• [STATED EXERCISE]: Note each line that includes the word "title". Copy those lines.

== RECORD EXCERPTS

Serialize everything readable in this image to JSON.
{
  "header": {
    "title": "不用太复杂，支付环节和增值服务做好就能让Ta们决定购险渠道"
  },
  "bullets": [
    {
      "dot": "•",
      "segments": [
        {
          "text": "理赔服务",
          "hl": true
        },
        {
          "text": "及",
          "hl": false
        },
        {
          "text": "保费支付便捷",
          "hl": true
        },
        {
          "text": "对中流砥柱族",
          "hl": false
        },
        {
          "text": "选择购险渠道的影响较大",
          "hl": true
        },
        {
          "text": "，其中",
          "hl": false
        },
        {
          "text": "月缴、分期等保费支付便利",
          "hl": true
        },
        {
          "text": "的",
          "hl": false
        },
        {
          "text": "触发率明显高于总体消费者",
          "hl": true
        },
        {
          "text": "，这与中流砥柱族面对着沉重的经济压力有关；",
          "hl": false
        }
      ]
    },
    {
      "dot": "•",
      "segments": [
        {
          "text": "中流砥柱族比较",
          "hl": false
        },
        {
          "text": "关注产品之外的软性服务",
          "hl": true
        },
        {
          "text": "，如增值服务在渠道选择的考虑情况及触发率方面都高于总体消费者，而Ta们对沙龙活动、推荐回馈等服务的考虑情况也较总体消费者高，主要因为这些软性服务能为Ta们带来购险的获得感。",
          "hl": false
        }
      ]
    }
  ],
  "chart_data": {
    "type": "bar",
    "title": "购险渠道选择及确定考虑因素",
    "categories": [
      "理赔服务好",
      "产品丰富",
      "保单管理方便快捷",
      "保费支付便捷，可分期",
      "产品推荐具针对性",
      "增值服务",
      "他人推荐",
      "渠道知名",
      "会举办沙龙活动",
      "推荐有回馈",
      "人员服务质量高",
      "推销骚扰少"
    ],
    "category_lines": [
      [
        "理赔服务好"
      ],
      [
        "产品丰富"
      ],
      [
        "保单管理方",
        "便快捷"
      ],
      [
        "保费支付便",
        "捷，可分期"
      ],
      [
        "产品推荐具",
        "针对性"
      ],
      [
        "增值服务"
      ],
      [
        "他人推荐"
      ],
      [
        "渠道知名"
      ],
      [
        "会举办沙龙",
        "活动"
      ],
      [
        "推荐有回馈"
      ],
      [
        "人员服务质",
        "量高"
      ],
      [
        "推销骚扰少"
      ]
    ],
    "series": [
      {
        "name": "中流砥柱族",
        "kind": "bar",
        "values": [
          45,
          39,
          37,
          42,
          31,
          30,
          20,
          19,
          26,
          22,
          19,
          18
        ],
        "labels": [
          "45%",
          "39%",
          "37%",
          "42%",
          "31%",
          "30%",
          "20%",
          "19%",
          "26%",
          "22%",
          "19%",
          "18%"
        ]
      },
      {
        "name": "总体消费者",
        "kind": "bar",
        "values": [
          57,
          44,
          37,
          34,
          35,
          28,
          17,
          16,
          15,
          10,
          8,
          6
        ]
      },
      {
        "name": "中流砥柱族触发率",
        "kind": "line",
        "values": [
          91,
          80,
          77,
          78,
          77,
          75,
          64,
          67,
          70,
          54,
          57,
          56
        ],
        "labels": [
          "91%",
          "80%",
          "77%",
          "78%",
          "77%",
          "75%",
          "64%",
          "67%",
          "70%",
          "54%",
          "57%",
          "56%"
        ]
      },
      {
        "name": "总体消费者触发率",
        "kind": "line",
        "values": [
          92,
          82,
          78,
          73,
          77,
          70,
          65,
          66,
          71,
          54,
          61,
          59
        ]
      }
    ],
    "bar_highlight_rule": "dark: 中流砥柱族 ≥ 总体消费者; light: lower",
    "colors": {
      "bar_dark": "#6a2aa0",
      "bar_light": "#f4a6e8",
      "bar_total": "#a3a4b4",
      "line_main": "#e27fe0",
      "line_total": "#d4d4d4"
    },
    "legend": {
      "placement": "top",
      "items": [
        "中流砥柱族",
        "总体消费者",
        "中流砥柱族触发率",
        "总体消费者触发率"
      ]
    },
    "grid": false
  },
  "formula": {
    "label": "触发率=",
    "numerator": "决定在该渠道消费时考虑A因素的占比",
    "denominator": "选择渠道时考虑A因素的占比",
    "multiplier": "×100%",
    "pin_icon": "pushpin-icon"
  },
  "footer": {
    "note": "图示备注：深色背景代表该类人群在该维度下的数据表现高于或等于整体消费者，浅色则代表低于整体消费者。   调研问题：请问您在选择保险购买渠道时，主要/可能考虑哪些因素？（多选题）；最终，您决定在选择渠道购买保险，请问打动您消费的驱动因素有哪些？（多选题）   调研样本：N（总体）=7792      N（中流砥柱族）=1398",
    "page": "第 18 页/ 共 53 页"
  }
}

====

• [RESULT]:
    "title": "不用太复杂，支付环节和增值服务做好就能让Ta们决定购险渠道"
    "title": "购险渠道选择及确定考虑因素",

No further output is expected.